Stored data entries:
..............................

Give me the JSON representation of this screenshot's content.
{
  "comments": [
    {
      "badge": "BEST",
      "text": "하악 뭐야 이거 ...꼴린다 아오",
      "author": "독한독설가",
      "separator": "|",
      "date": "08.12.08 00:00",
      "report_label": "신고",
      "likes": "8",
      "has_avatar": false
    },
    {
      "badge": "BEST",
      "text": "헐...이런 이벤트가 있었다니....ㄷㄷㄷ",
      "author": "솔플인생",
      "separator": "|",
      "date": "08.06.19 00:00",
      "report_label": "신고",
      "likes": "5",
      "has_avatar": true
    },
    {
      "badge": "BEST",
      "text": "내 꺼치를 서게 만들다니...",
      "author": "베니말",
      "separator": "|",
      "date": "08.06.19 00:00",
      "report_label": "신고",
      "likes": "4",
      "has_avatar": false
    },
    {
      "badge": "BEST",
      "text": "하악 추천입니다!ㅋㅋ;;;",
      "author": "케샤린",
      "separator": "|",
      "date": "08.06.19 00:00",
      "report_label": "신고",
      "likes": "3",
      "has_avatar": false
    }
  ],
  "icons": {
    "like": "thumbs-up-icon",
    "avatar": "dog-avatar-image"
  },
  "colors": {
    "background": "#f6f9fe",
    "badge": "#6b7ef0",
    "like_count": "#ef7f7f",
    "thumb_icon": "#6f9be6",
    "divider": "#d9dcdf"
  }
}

..............................

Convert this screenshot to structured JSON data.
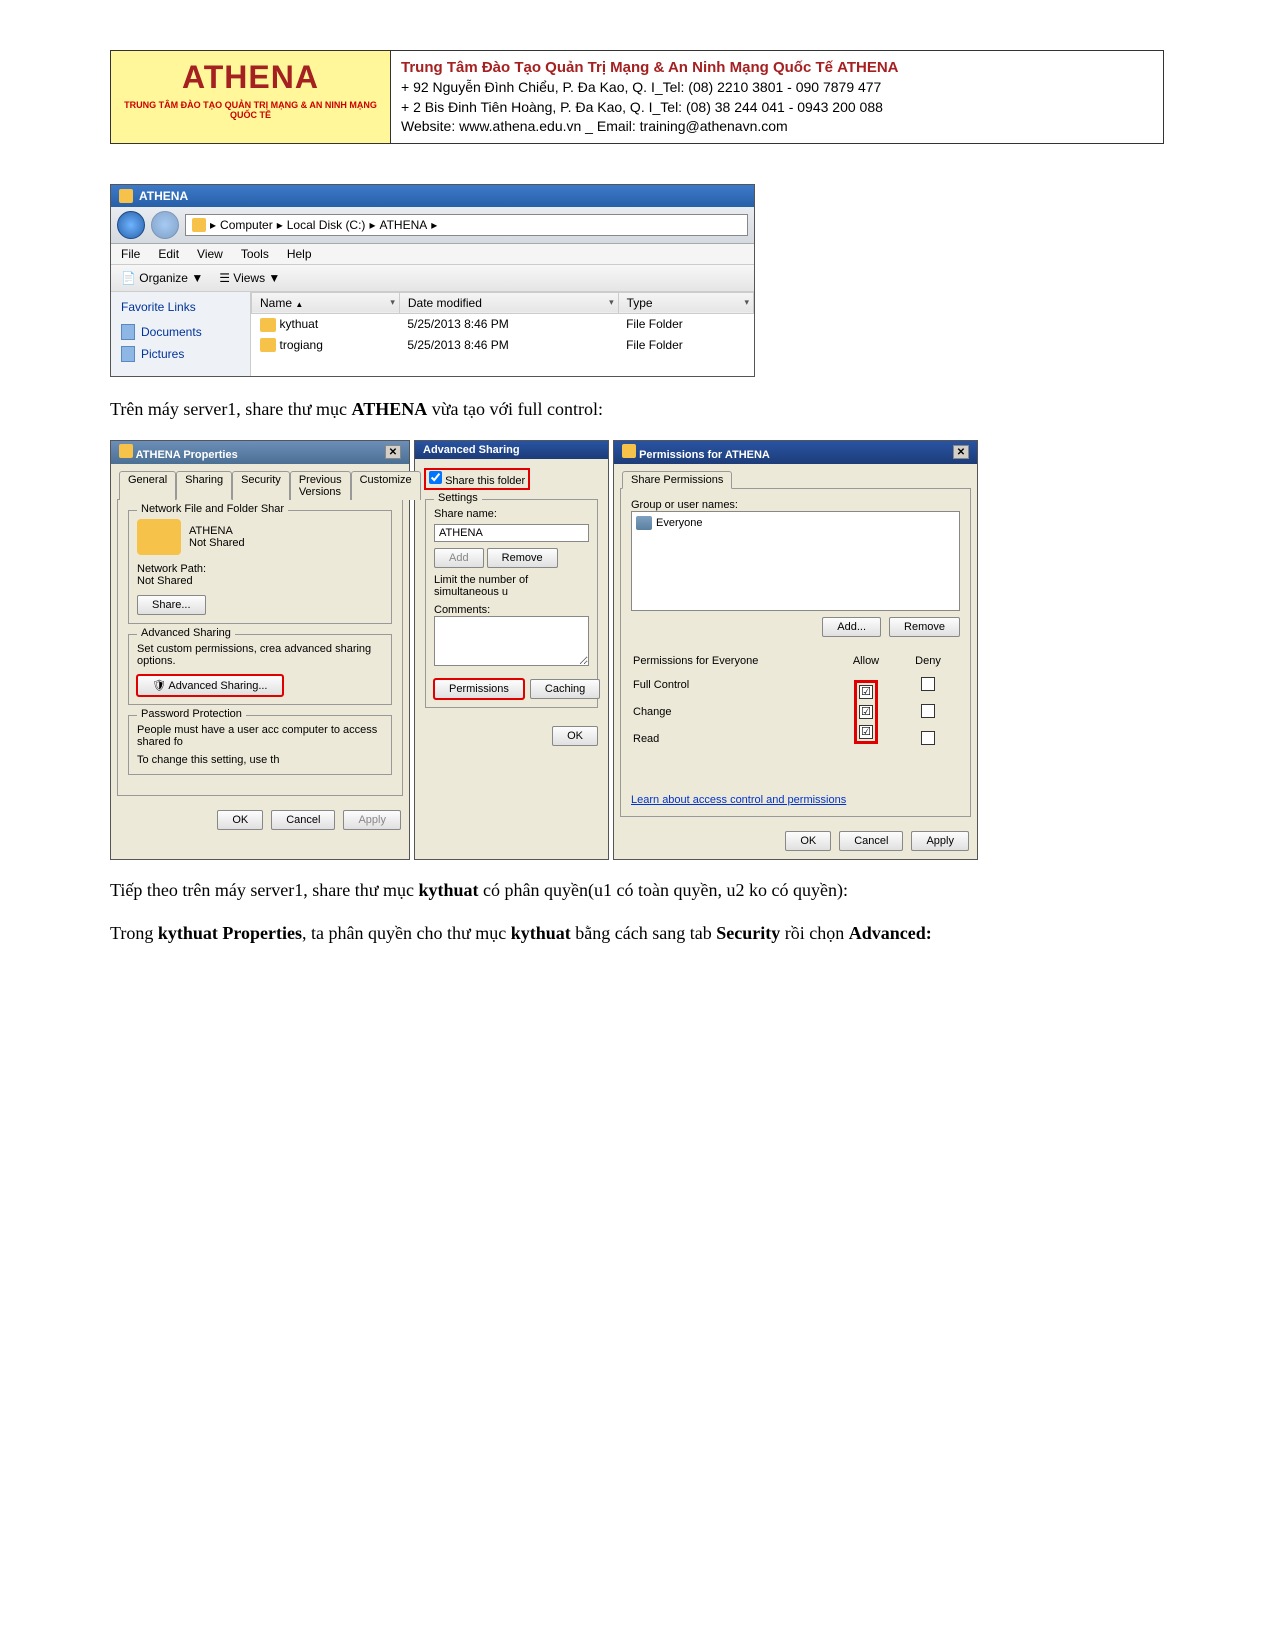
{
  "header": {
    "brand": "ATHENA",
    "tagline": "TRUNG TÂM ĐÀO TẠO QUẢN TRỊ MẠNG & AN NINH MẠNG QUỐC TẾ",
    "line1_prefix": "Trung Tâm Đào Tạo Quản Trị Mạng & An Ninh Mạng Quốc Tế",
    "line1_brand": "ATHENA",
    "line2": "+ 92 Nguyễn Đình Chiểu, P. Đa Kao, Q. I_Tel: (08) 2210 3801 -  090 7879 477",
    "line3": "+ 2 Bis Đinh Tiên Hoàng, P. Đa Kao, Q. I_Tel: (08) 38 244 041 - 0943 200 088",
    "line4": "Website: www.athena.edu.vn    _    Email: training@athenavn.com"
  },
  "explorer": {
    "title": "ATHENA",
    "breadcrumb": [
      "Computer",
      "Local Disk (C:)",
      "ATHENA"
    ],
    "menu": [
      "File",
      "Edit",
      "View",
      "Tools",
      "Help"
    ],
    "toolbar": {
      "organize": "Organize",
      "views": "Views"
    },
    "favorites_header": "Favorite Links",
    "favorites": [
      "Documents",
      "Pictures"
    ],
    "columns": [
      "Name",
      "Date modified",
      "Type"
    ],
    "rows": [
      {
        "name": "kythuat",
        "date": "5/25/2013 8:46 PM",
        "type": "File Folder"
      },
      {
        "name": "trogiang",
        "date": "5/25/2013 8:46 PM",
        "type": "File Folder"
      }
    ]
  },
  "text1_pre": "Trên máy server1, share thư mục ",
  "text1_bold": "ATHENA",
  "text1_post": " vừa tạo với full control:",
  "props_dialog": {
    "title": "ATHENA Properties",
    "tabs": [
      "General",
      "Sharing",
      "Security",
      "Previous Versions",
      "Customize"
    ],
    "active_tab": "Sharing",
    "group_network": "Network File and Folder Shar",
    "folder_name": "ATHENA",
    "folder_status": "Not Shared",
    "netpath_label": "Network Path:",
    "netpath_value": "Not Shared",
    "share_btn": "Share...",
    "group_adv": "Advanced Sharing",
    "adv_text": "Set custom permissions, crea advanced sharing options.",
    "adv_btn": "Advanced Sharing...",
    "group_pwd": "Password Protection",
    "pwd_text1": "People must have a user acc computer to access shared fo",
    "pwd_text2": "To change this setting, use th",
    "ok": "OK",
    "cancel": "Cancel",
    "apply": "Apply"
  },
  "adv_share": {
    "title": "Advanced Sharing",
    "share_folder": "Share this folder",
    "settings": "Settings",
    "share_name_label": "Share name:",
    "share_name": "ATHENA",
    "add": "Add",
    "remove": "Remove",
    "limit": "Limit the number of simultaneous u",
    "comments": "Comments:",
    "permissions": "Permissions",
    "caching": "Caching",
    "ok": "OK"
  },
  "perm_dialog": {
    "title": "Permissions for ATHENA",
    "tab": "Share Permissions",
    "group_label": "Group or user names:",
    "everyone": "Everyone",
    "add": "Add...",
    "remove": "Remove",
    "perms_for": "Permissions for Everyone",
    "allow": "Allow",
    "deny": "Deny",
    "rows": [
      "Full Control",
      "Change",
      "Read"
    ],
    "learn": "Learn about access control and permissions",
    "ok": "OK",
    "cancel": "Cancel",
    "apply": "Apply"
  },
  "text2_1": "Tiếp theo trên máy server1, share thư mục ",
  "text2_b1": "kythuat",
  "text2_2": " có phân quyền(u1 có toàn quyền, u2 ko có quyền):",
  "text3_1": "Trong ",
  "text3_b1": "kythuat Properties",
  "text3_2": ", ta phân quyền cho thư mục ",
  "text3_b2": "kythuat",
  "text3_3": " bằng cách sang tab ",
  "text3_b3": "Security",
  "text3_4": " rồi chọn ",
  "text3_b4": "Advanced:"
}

..............................

Given task =
Look through the entries above; copy every line holding the string "quyền".

Task answer =
  "text2_2": " có phân quyền(u1 có toàn quyền, u2 ko có quyền):",
  "text3_2": ", ta phân quyền cho thư mục ",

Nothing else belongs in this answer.